Exercise brief:
Only the lines from the one with "Convert this document image to plain text." to the end of the data below should be given again, exactly, with both ends included and pictures omitted.

Raw records:
*****
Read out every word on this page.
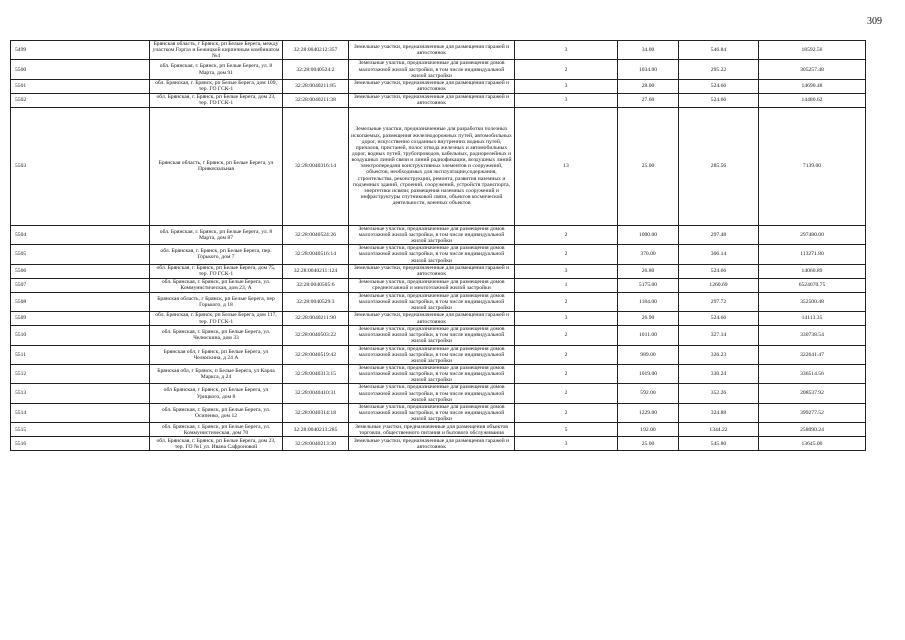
309
5499	Брянская область, г Брянск, рп Белые Берега, между участком Горгаз и Бежицкой кирпичным комбинатом №4	32:28:0040212:357	Земельные участки, предназначенные для размещения гаражей и автостоянок	3	34.00	546.84	18592.56
5500	обл. Брянская, г. Брянск, рп Белые Берега, ул. 8 Марта, дом 91	32:28:0040524:2	Земельные участки, предназначенные для размещения домов малоэтажной жилой застройки, в том числе индивидуальной жилой застройки	2	1034.00	295.22	305257.48
5501	обл. Брянская, г. Брянск, рп Белые Берега, дом 109, тер. ГО ГСК-1	32:28:0040211:85	Земельные участки, предназначенные для размещения гаражей и автостоянок	3	28.00	524.66	14690.48
5502	обл. Брянская, г. Брянск, рп Белые Берега, дом 23, тер. ГО ГСК-1	32:28:0040211:38	Земельные участки, предназначенные для размещения гаражей и автостоянок	3	27.60	524.66	14480.62
5503	Брянская область, г Брянск, рп Белые Берега, ул Привокзальная	32:28:0040316:14	Земельные участки, предназначенные для разработки полезных ископаемых, размещения железнодорожных путей, автомобильных дорог, искусственно созданных внутренних водных путей, причалов, пристаней, полос отвода железных и автомобильных дорог, водных путей, трубопроводов, кабельных, радиорелейных и воздушных линий связи и линий радиофикации, воздушных линий электропередачи конструктивных элементов и сооружений, объектов, необходимых для эксплуатации,содержания, строительства, реконструкции, ремонта, развития наземных и подземных зданий, строений, сооружений, устройств транспорта, энергетики исвязи; размещения наземных сооружений и инфраструктуры спутниковой связи, объектов космической деятельности, военных объектов	13	25.00	285.56	7139.00
5504	обл. Брянская, г. Брянск, рп Белые Берега, ул. 8 Марта, дом 87	32:28:0040524:26	Земельные участки, предназначенные для размещения домов малоэтажной жилой застройки, в том числе индивидуальной жилой застройки	2	1000.00	297.48	297480.00
5505	обл. Брянская, г. Брянск, рп Белые Берега, пер. Горького, дом 7	32:28:0040516:14	Земельные участки, предназначенные для размещения домов малоэтажной жилой застройки, в том числе индивидуальной жилой застройки	2	370.00	306.14	113271.80
5506	обл. Брянская, г. Брянск, рп Белые Берега, дом 75, тер. ГО ГСК-1	32:28:0040211:124	Земельные участки, предназначенные для размещения гаражей и автостоянок	3	26.80	524.66	14060.89
5507	обл. Брянская, г. Брянск, рп Белые Берега, ул. Коммунистическая, дом 23, А	32:28:0040505:6	Земельные участки, предназначенные для размещения домов среднеэтажной и многоэтажной жилой застройки	1	5175.00	1260.69	6524070.75
5508	Брянская область, г Брянск, рп Белые Берега, пер Горького, д 18	32:28:0040529:3	Земельные участки, предназначенные для размещения домов малоэтажной жилой застройки, в том числе индивидуальной жилой застройки	2	1184.00	297.72	352500.48
5509	обл. Брянская, г. Брянск, рп Белые Берега, дом 117, тер. ГО ГСК-1	32:28:0040211:90	Земельные участки, предназначенные для размещения гаражей и автостоянок	3	26.90	524.66	14113.35
5510	обл. Брянская, г. Брянск, рп Белые Берега, ул. Челюскина, дом 33	32:28:0040503:22	Земельные участки, предназначенные для размещения домов малоэтажной жилой застройки, в том числе индивидуальной жилой застройки	2	1011.00	327.14	330738.54
5511	Брянская обл, г Брянск, рп Белые Берега, ул Челюскина, д 24 А	32:28:0040519:42	Земельные участки, предназначенные для размещения домов малоэтажной жилой застройки, в том числе индивидуальной жилой застройки	2	989.00	326.23	322641.47
5512	Брянская обл, г Брянск, п Белые Берега, ул Карла Маркса, д 24	32:28:0040313:15	Земельные участки, предназначенные для размещения домов малоэтажной жилой застройки, в том числе индивидуальной жилой застройки	2	1019.00	330.24	336514.56
5513	обл Брянская, г Брянск, рп Белые Берега, ул Урицкого, дом 8	32:28:0040410:31	Земельные участки, предназначенные для размещения домов малоэтажной жилой застройки, в том числе индивидуальной жилой застройки	2	592.00	352.26	208537.92
5514	обл. Брянская, г. Брянск, рп Белые Берега, ул. Осипенко, дом 12	32:28:0040314:18	Земельные участки, предназначенные для размещения домов малоэтажной жилой застройки, в том числе индивидуальной жилой застройки	2	1229.00	324.88	399277.52
5515	обл. Брянская, г. Брянск, рп Белые Берега, ул. Коммунистическая, дом 70	32:28:0040213:285	Земельные участки, предназначенные для размещения объектов торговли, общественного питания и бытового обслуживания	5	192.00	1344.22	258090.24
5516	обл. Брянская, г. Брянск, рп Белые Берега, дом 23, тер. ГО №1 ул. Ивана Сафроновой	32:28:0040213:30	Земельные участки, предназначенные для размещения гаражей и автостоянок	3	25.00	545.80	13645.00
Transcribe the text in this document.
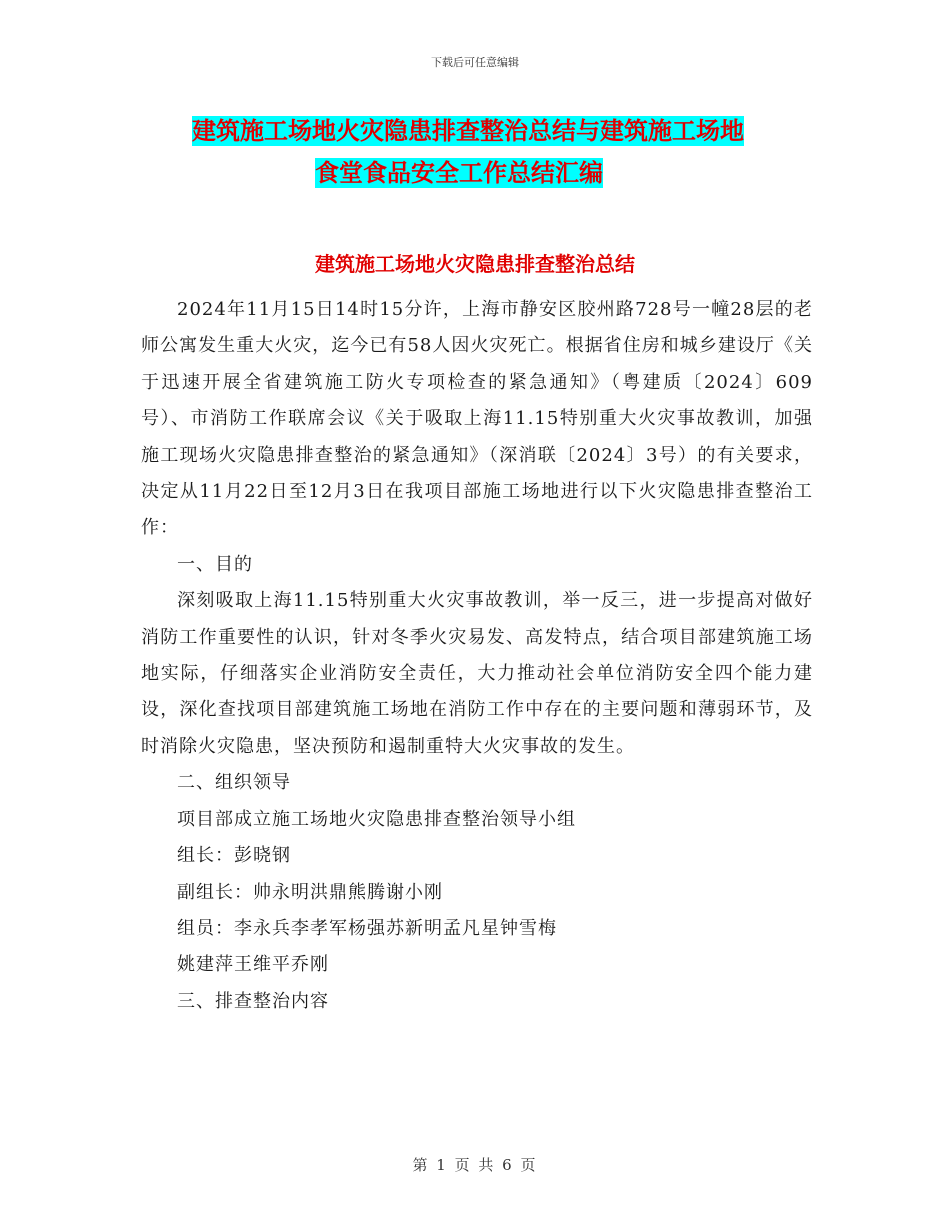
下载后可任意编辑
建筑施工场地火灾隐患排查整治总结与建筑施工场地
食堂食品安全工作总结汇编
建筑施工场地火灾隐患排查整治总结

2024年11月15日14时15分许，上海市静安区胶州路728号一幢28层的老师公寓发生重大火灾，迄今已有58人因火灾死亡。根据省住房和城乡建设厅《关于迅速开展全省建筑施工防火专项检查的紧急通知》（粤建质〔2024〕609号）、市消防工作联席会议《关于吸取上海11.15特别重大火灾事故教训，加强施工现场火灾隐患排查整治的紧急通知》（深消联〔2024〕3号）的有关要求，决定从11月22日至12月3日在我项目部施工场地进行以下火灾隐患排查整治工作：

一、目的

深刻吸取上海11.15特别重大火灾事故教训，举一反三，进一步提高对做好消防工作重要性的认识，针对冬季火灾易发、高发特点，结合项目部建筑施工场地实际，仔细落实企业消防安全责任，大力推动社会单位消防安全四个能力建设，深化查找项目部建筑施工场地在消防工作中存在的主要问题和薄弱环节，及时消除火灾隐患，坚决预防和遏制重特大火灾事故的发生。

二、组织领导

项目部成立施工场地火灾隐患排查整治领导小组

组长：彭晓钢

副组长：帅永明洪鼎熊腾谢小刚

组员：李永兵李孝军杨强苏新明孟凡星钟雪梅

姚建萍王维平乔刚

三、排查整治内容

第 1 页 共 6 页
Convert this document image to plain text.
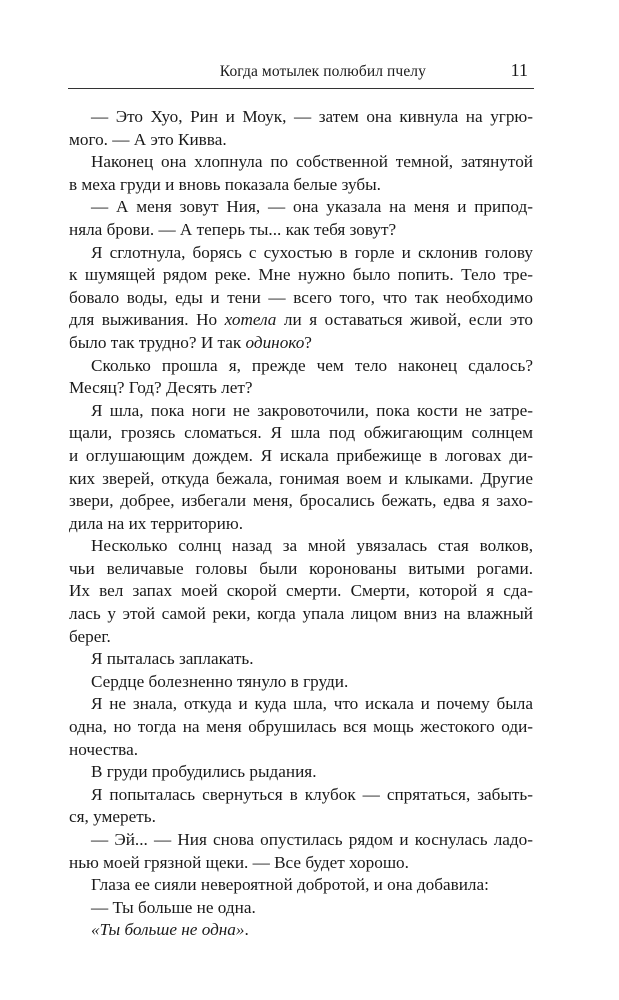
Когда мотылек полюбил пчелу	11
— Это Хуо, Рин и Моук, — затем она кивнула на угрю-
мого. — А это Кивва.
Наконец она хлопнула по собственной темной, затянутой
в меха груди и вновь показала белые зубы.
— А меня зовут Ния, — она указала на меня и припод-
няла брови. — А теперь ты... как тебя зовут?
Я сглотнула, борясь с сухостью в горле и склонив голову
к шумящей рядом реке. Мне нужно было попить. Тело тре-
бовало воды, еды и тени — всего того, что так необходимо
для выживания. Но хотела ли я оставаться живой, если это
было так трудно? И так одиноко?
Сколько прошла я, прежде чем тело наконец сдалось?
Месяц? Год? Десять лет?
Я шла, пока ноги не закровоточили, пока кости не затре-
щали, грозясь сломаться. Я шла под обжигающим солнцем
и оглушающим дождем. Я искала прибежище в логовах ди-
ких зверей, откуда бежала, гонимая воем и клыками. Другие
звери, добрее, избегали меня, бросались бежать, едва я захо-
дила на их территорию.
Несколько солнц назад за мной увязалась стая волков,
чьи величавые головы были коронованы витыми рогами.
Их вел запах моей скорой смерти. Смерти, которой я сда-
лась у этой самой реки, когда упала лицом вниз на влажный
берег.
Я пыталась заплакать.
Сердце болезненно тянуло в груди.
Я не знала, откуда и куда шла, что искала и почему была
одна, но тогда на меня обрушилась вся мощь жестокого оди-
ночества.
В груди пробудились рыдания.
Я попыталась свернуться в клубок — спрятаться, забыть-
ся, умереть.
— Эй... — Ния снова опустилась рядом и коснулась ладо-
нью моей грязной щеки. — Все будет хорошо.
Глаза ее сияли невероятной добротой, и она добавила:
— Ты больше не одна.
«Ты больше не одна».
*****
Exercise solution:
Convert this document image to plain text.
Когда мотылек полюбил пчелу	11
— Это Хуо, Рин и Моук, — затем она кивнула на угрю-
мого. — А это Кивва.
Наконец она хлопнула по собственной темной, затянутой
в меха груди и вновь показала белые зубы.
— А меня зовут Ния, — она указала на меня и припод-
няла брови. — А теперь ты... как тебя зовут?
Я сглотнула, борясь с сухостью в горле и склонив голову
к шумящей рядом реке. Мне нужно было попить. Тело тре-
бовало воды, еды и тени — всего того, что так необходимо
для выживания. Но хотела ли я оставаться живой, если это
было так трудно? И так одиноко?
Сколько прошла я, прежде чем тело наконец сдалось?
Месяц? Год? Десять лет?
Я шла, пока ноги не закровоточили, пока кости не затре-
щали, грозясь сломаться. Я шла под обжигающим солнцем
и оглушающим дождем. Я искала прибежище в логовах ди-
ких зверей, откуда бежала, гонимая воем и клыками. Другие
звери, добрее, избегали меня, бросались бежать, едва я захо-
дила на их территорию.
Несколько солнц назад за мной увязалась стая волков,
чьи величавые головы были коронованы витыми рогами.
Их вел запах моей скорой смерти. Смерти, которой я сда-
лась у этой самой реки, когда упала лицом вниз на влажный
берег.
Я пыталась заплакать.
Сердце болезненно тянуло в груди.
Я не знала, откуда и куда шла, что искала и почему была
одна, но тогда на меня обрушилась вся мощь жестокого оди-
ночества.
В груди пробудились рыдания.
Я попыталась свернуться в клубок — спрятаться, забыть-
ся, умереть.
— Эй... — Ния снова опустилась рядом и коснулась ладо-
нью моей грязной щеки. — Все будет хорошо.
Глаза ее сияли невероятной добротой, и она добавила:
— Ты больше не одна.
«Ты больше не одна».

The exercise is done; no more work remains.